Compiling and Verification in Quartus Prime
ece5760 Cornell

 

The compilation process which starts with Verilog and ends with hardware configured on the FPGA is a multistep process. Before starting with the Quartus compiler, it is always a good idea to simulate the code as much as possible (Can't do VGA for example) using ModelSim software.

The following image [Imperial College lecture silde 32] shows the steps in compilation.
For another flowchart and specific Quartus useage, see Quartus doc.

Process for a small example

  1. Analysis/Synthesis
    1. Analysis/Elaboration
      1. Analysis stage of Analysis & Synthesis examines the logical completeness and consistency of the project, and checks for boundary connectivity and syntax errors.
      2. Analysis & Synthesis also synthesizes and performs technology mapping on the logic in the design entity or project’s files. It infers flip flops, latches, and state machines from Verilog HDL and VHDL. It creates state assignments for state machines and makes choices that minimize resources usage. (example: Verilog counter, Quartus generated RTL viewer)
      3. Analysis & Synthesis uses algorithms to minimize gate count, remove redundant logic, and use the device architecture (e.g. DSP blocks and memory blocks) as efficiently as possible. You can customize synthesis by using synthesis directives (scroll past table for details), for instance to force use of logic or memory blocks.
      4. Analysis & Synthesis also applies logic synthesis techniques (prune states, minimize, factor) to help implement timing requirements for a project and optimize the design to meet these requirements
    2. Partition Merge -- Quartus allows parts of the design to be fixed, while other parts are recompiled. In the standard incremental compilation design flow, the top-level design is divided into design partitions, which can be compiled and optimized together in the top-level Intel Quartus Prime project. You can preserve fitting results and performance for completed partitions while other parts of the design are changing, which reduces the compilation times for each design iteration. To take advantage of incremental compilation, start by splitting your design along any of its hierarchical boundaries into design blocks to be compiled incrementally, and set each block as a design partition. The Intel Quartus Prime software synthesizes each individual hierarchical design partition separately, and then merges the partitions into a complete netlist for subsequent stages of the compilation flow. When recompiling your design, you can use source code, post-synthesis results, or post-fitting results to preserve satisfactory results for each partition.

Set exercise 1 ::
Extract the records from their first line through the line containing "- bar-segment: [518, 456, 529, 484]", including both ends, and reproduce those lines verbatim.
The Quartus compilation page and the records are unrelated to each other.

Records contained in a dataset:
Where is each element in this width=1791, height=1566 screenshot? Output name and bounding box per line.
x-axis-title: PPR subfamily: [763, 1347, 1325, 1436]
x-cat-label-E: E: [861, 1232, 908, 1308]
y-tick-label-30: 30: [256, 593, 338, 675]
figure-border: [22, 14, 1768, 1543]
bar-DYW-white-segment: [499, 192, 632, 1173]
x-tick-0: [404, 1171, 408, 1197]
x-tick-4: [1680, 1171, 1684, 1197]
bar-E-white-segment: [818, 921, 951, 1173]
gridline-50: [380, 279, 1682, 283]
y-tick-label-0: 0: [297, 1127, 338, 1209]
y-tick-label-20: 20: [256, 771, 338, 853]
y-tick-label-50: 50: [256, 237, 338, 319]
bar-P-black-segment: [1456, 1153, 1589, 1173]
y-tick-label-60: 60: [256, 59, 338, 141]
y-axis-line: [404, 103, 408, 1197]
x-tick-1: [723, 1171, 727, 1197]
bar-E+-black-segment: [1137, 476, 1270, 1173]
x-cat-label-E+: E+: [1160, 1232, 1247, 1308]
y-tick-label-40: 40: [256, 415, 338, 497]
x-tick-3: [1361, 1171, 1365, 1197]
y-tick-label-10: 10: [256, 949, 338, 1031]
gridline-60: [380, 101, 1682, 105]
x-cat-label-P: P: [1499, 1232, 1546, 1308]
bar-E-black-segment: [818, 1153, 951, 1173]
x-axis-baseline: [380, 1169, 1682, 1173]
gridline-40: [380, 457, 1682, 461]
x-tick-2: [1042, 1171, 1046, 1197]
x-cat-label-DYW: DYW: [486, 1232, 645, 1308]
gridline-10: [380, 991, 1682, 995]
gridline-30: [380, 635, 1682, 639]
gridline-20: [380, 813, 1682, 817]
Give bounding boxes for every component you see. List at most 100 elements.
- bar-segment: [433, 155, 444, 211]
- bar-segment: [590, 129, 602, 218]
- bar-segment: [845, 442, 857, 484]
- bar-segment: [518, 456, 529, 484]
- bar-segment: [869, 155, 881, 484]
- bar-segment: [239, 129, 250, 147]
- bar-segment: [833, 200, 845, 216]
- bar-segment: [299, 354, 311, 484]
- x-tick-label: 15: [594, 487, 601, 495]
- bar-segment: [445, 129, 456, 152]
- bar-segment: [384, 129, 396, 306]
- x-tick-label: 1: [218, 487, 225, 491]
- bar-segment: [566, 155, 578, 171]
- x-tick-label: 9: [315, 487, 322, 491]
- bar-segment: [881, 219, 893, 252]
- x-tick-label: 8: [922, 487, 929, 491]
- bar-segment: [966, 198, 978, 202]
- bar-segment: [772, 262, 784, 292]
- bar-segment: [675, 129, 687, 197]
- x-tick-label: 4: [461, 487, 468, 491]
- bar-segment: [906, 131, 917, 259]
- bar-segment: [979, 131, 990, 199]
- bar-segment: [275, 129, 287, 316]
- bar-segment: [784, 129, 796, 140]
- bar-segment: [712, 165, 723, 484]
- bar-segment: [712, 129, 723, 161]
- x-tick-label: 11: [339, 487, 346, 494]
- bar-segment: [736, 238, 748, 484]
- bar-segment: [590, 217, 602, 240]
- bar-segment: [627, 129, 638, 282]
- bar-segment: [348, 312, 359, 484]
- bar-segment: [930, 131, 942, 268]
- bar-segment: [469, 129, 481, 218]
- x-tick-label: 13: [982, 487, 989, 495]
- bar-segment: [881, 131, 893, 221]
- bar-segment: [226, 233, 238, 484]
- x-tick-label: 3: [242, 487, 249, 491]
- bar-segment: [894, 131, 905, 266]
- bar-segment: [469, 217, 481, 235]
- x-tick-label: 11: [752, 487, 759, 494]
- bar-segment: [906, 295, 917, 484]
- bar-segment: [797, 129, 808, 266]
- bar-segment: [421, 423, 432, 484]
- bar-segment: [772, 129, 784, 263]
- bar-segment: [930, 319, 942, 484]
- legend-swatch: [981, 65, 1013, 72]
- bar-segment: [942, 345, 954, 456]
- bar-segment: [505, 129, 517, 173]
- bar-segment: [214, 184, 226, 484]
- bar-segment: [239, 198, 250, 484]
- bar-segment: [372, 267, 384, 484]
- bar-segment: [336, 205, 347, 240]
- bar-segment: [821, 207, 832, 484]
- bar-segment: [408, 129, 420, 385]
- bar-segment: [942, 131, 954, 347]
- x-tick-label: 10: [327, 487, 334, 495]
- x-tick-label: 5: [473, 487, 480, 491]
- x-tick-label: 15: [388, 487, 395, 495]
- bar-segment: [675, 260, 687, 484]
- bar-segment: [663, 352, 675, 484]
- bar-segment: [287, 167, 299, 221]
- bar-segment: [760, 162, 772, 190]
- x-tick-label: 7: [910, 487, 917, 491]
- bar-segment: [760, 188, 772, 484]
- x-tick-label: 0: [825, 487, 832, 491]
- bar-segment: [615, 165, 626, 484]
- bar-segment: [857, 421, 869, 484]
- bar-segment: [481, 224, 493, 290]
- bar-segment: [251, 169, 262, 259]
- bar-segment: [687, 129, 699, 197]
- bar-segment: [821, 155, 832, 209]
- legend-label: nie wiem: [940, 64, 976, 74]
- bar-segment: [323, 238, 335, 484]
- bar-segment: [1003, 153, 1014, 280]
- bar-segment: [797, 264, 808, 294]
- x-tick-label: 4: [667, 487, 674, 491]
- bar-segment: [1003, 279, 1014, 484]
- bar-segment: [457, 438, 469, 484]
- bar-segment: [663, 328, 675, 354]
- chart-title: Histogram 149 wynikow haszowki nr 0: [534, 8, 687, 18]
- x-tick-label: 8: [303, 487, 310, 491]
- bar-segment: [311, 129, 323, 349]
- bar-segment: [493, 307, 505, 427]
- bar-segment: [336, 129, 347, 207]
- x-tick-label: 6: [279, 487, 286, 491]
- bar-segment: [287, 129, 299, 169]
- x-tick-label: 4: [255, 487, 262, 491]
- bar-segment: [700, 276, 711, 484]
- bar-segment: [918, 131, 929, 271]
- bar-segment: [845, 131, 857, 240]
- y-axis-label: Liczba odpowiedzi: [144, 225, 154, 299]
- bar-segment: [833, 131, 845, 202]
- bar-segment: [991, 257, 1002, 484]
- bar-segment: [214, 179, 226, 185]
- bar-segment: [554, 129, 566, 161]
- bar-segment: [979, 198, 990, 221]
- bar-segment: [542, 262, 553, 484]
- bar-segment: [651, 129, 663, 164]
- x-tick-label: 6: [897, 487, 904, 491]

Set exercise 2 ::
State whether each statement agrees with the Quartus compilation page, answering yes or no and quoting the deciding words: (a) The page recommends simulating code with ModelSim before starting the Quartus compiler. (b) Analysis & Synthesis infers flip flops, latches, and state machines from VHDL only. (c) The Intel Quartus Prime software merges the partitions into a complete netlist.

Worked answer 1 ::
Where is each element in this width=1791, height=1566 screenshot? Output name and bounding box per line.
x-axis-title: PPR subfamily: [763, 1347, 1325, 1436]
x-cat-label-E: E: [861, 1232, 908, 1308]
y-tick-label-30: 30: [256, 593, 338, 675]
figure-border: [22, 14, 1768, 1543]
bar-DYW-white-segment: [499, 192, 632, 1173]
x-tick-0: [404, 1171, 408, 1197]
x-tick-4: [1680, 1171, 1684, 1197]
bar-E-white-segment: [818, 921, 951, 1173]
gridline-50: [380, 279, 1682, 283]
y-tick-label-0: 0: [297, 1127, 338, 1209]
y-tick-label-20: 20: [256, 771, 338, 853]
y-tick-label-50: 50: [256, 237, 338, 319]
bar-P-black-segment: [1456, 1153, 1589, 1173]
y-tick-label-60: 60: [256, 59, 338, 141]
y-axis-line: [404, 103, 408, 1197]
x-tick-1: [723, 1171, 727, 1197]
bar-E+-black-segment: [1137, 476, 1270, 1173]
x-cat-label-E+: E+: [1160, 1232, 1247, 1308]
y-tick-label-40: 40: [256, 415, 338, 497]
x-tick-3: [1361, 1171, 1365, 1197]
y-tick-label-10: 10: [256, 949, 338, 1031]
gridline-60: [380, 101, 1682, 105]
x-cat-label-P: P: [1499, 1232, 1546, 1308]
bar-E-black-segment: [818, 1153, 951, 1173]
x-axis-baseline: [380, 1169, 1682, 1173]
gridline-40: [380, 457, 1682, 461]
x-tick-2: [1042, 1171, 1046, 1197]
x-cat-label-DYW: DYW: [486, 1232, 645, 1308]
gridline-10: [380, 991, 1682, 995]
gridline-30: [380, 635, 1682, 639]
gridline-20: [380, 813, 1682, 817]
Give bounding boxes for every component you see. List at most 100 elements.
- bar-segment: [433, 155, 444, 211]
- bar-segment: [590, 129, 602, 218]
- bar-segment: [845, 442, 857, 484]
- bar-segment: [518, 456, 529, 484]

Worked answer 2 ::
(a) Yes: "Before starting with the Quartus compiler, it is always a good idea to simulate the code as much as possible (Can't do VGA for example) using ModelSim software."
(b) No: "It infers flip flops, latches, and state machines from Verilog HDL and VHDL."
(c) Yes: "and then merges the partitions into a complete netlist for subsequent stages of the compilation flow."